[Rows from a dataset]
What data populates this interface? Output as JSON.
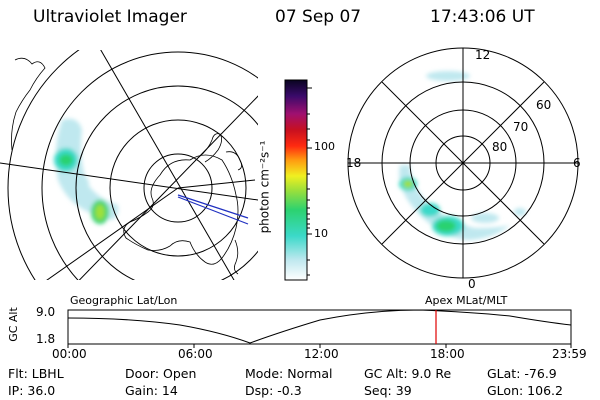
{
  "header": {
    "instrument": "Ultraviolet Imager",
    "date": "07 Sep 07",
    "time": "17:43:06 UT"
  },
  "colorbar": {
    "label": "photon cm⁻²s⁻¹",
    "ticks": [
      "100",
      "10"
    ],
    "scale": "log"
  },
  "mlt_map": {
    "mlt_labels": [
      "12",
      "18",
      "6",
      "0"
    ],
    "lat_labels": [
      "60",
      "70",
      "80"
    ]
  },
  "timeline": {
    "ylabel": "GC Alt",
    "ymax": "9.0",
    "ymin": "1.8",
    "left_caption": "Geographic Lat/Lon",
    "right_caption": "Apex MLat/MLT",
    "xticks": [
      "00:00",
      "06:00",
      "12:00",
      "18:00",
      "23:59"
    ],
    "current_time_marker": "17:43",
    "marker_color": "#e00000"
  },
  "status": {
    "flt": "Flt: LBHL",
    "ip": "IP: 36.0",
    "door": "Door: Open",
    "gain": "Gain: 14",
    "mode": "Mode: Normal",
    "dsp": "Dsp:   -0.3",
    "gc_alt": "GC Alt: 9.0 Re",
    "seq": "Seq: 39",
    "glat": "GLat: -76.9",
    "glon": "GLon: 106.2"
  }
}
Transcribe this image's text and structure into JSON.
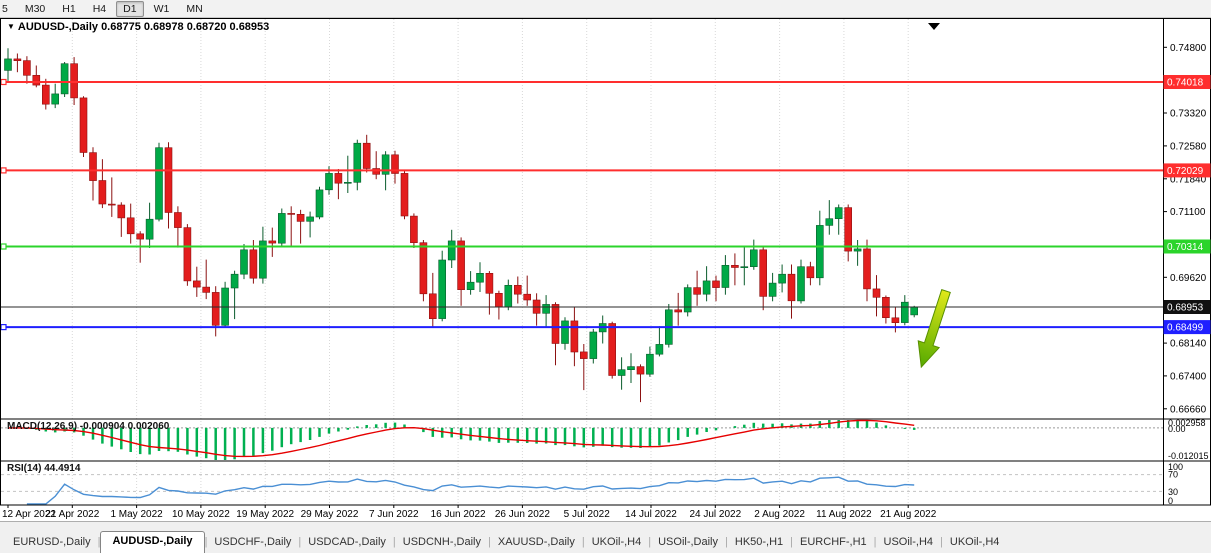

THE EXERCISE> From the material above, copy everything exactly but the pictures.

WRITTEN SOLUTION>
What data populates this interface? Output as JSON.
{
  "header": {
    "instrument": "Ultraviolet Imager",
    "date": "07 Sep 07",
    "time": "17:43:06 UT"
  },
  "colorbar": {
    "label": "photon cm⁻²s⁻¹",
    "ticks": [
      "100",
      "10"
    ],
    "scale": "log"
  },
  "mlt_map": {
    "mlt_labels": [
      "12",
      "18",
      "6",
      "0"
    ],
    "lat_labels": [
      "60",
      "70",
      "80"
    ]
  },
  "timeline": {
    "ylabel": "GC Alt",
    "ymax": "9.0",
    "ymin": "1.8",
    "left_caption": "Geographic Lat/Lon",
    "right_caption": "Apex MLat/MLT",
    "xticks": [
      "00:00",
      "06:00",
      "12:00",
      "18:00",
      "23:59"
    ],
    "current_time_marker": "17:43",
    "marker_color": "#e00000"
  },
  "status": {
    "flt": "Flt: LBHL",
    "ip": "IP: 36.0",
    "door": "Door: Open",
    "gain": "Gain: 14",
    "mode": "Mode: Normal",
    "dsp": "Dsp:   -0.3",
    "gc_alt": "GC Alt: 9.0 Re",
    "seq": "Seq: 39",
    "glat": "GLat: -76.9",
    "glon": "GLon: 106.2"
  }
}
Transcribe this image's text and structure into JSON.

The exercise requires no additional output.